* _What to work on_
Check each line of the listing below for the string "firefox", and copy the ones that have it.

* _Supplied data_
============================================================

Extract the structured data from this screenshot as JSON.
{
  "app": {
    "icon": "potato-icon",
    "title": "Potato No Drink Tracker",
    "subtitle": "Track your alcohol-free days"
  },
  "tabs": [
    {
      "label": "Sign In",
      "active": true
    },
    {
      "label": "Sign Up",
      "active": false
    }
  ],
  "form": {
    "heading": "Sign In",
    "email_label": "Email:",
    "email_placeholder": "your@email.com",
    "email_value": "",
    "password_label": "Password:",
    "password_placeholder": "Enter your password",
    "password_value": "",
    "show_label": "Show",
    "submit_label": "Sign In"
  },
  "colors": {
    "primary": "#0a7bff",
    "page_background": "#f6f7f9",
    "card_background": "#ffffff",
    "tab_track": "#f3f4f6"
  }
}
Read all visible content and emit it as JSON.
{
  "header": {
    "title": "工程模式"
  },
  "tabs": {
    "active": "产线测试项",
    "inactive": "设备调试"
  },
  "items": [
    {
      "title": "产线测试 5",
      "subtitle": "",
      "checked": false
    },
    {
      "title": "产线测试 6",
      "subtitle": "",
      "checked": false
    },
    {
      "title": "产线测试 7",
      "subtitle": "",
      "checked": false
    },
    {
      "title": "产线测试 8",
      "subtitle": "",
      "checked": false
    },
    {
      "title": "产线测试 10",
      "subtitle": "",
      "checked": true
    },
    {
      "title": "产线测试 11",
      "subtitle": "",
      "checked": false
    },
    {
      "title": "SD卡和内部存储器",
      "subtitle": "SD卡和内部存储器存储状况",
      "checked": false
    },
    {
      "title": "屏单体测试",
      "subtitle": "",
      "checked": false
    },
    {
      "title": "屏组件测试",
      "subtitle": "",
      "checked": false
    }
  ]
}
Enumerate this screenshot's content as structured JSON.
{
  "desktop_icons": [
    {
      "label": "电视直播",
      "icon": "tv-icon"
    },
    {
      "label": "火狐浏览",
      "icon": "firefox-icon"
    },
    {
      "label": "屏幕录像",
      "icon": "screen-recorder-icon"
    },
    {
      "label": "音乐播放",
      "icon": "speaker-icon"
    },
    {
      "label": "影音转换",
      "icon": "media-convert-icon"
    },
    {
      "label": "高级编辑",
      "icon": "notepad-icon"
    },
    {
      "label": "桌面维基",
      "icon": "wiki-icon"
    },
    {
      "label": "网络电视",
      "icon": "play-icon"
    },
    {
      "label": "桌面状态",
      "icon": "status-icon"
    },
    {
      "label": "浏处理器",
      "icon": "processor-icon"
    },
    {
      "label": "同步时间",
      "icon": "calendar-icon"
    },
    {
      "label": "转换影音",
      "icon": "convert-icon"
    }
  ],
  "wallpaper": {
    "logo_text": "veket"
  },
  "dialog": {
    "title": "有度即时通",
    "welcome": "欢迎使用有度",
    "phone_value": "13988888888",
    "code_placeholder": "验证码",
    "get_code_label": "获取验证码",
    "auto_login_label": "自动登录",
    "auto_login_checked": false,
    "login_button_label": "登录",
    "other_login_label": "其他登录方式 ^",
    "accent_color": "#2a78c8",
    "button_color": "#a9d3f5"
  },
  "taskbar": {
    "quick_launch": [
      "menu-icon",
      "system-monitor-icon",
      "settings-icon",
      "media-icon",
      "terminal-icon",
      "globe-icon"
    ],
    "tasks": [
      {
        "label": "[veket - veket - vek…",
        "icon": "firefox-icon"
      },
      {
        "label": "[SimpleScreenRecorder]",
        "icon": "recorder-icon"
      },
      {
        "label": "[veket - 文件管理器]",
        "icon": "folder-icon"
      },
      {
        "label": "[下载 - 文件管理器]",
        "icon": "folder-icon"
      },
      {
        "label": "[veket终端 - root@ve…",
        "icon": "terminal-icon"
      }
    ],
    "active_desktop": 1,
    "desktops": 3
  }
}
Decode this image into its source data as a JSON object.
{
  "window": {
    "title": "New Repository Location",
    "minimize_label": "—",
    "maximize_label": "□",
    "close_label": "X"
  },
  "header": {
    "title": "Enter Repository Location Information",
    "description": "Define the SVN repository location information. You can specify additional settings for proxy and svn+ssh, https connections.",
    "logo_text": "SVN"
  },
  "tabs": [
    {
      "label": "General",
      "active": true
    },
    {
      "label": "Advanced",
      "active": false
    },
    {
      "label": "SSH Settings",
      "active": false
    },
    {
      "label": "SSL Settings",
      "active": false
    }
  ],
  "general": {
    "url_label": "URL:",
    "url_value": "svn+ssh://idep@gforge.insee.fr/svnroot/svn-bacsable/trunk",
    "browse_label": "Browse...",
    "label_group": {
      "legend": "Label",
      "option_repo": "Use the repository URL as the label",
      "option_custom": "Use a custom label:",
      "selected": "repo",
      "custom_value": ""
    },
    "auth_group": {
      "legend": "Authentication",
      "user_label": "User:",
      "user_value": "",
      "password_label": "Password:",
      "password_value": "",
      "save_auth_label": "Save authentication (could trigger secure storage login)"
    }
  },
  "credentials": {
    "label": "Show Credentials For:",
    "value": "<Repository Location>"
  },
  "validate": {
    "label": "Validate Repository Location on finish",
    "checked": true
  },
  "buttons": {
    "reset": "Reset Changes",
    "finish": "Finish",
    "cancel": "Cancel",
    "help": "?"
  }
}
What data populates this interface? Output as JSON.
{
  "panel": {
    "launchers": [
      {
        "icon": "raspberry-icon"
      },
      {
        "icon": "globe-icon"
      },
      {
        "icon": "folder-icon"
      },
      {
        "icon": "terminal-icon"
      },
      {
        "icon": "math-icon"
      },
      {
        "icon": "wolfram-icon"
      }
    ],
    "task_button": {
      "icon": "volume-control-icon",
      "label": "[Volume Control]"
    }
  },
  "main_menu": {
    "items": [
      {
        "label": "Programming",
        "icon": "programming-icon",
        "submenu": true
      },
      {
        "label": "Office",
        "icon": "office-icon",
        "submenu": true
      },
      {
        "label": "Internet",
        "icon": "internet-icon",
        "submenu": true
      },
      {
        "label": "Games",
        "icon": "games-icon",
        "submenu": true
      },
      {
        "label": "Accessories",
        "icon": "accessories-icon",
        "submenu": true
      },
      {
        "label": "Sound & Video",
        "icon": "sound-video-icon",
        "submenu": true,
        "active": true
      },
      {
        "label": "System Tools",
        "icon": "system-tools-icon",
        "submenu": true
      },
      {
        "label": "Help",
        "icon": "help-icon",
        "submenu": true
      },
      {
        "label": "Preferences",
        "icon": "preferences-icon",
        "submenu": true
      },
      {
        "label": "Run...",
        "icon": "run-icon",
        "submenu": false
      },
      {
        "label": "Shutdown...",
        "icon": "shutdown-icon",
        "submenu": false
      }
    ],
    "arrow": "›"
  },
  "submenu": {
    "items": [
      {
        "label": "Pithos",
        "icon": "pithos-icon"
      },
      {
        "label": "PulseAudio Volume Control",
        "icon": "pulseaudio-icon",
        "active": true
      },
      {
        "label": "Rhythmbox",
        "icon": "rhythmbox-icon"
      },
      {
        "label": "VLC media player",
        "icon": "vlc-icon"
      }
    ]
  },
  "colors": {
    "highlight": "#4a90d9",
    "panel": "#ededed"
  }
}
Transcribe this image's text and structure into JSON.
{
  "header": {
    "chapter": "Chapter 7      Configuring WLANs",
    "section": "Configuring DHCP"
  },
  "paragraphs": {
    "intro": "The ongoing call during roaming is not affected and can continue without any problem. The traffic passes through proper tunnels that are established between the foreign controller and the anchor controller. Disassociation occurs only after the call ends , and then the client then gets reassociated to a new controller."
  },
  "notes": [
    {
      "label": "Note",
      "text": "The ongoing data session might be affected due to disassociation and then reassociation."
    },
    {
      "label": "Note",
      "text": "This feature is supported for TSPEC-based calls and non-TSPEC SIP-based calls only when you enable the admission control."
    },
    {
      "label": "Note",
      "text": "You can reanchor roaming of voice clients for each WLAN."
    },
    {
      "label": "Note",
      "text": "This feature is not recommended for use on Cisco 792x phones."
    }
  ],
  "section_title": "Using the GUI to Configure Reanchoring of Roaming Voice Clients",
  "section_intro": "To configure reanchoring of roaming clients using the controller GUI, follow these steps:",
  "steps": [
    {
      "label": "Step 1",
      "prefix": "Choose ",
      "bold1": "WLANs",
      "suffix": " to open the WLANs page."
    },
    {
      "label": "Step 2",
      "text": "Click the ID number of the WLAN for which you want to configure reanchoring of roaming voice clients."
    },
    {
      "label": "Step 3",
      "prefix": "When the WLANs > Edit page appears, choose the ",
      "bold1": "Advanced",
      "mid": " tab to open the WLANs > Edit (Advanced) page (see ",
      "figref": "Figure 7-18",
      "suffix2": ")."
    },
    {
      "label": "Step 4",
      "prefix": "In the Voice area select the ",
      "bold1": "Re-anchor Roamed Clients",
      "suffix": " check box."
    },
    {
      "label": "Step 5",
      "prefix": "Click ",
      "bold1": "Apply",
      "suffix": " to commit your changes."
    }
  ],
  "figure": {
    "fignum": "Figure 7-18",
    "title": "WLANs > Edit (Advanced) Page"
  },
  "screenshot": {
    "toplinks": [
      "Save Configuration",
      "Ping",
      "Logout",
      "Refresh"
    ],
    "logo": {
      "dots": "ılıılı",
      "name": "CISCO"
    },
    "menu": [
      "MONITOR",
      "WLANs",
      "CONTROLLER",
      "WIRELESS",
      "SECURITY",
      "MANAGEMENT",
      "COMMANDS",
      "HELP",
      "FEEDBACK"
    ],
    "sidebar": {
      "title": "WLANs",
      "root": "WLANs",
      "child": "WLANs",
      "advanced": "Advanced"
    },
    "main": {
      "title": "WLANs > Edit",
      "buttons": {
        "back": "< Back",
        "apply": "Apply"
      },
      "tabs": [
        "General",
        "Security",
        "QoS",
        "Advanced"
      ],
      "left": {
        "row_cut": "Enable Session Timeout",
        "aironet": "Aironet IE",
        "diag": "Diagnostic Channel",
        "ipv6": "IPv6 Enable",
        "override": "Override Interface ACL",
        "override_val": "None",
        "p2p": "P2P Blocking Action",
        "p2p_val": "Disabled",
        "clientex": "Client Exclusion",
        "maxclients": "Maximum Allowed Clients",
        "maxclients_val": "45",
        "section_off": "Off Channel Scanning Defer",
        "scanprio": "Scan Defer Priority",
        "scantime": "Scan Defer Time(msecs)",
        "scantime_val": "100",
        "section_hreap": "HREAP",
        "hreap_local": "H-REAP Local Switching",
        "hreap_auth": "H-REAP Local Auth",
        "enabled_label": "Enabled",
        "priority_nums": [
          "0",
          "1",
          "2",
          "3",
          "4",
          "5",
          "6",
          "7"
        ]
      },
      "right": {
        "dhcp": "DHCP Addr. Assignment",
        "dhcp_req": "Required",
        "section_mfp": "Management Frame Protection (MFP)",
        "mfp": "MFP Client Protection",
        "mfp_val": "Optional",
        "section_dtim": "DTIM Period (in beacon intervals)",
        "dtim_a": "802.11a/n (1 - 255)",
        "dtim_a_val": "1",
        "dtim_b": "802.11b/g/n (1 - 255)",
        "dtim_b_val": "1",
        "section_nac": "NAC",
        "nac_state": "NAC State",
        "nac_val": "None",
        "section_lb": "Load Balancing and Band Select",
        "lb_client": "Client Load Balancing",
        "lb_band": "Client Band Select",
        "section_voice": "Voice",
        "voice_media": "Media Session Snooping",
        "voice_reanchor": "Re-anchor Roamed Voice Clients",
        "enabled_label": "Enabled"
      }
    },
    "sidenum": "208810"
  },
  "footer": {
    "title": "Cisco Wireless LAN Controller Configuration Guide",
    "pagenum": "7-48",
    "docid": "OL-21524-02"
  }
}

============================================================

* _Full output_
      "icon": "firefox-icon"
        "icon": "firefox-icon"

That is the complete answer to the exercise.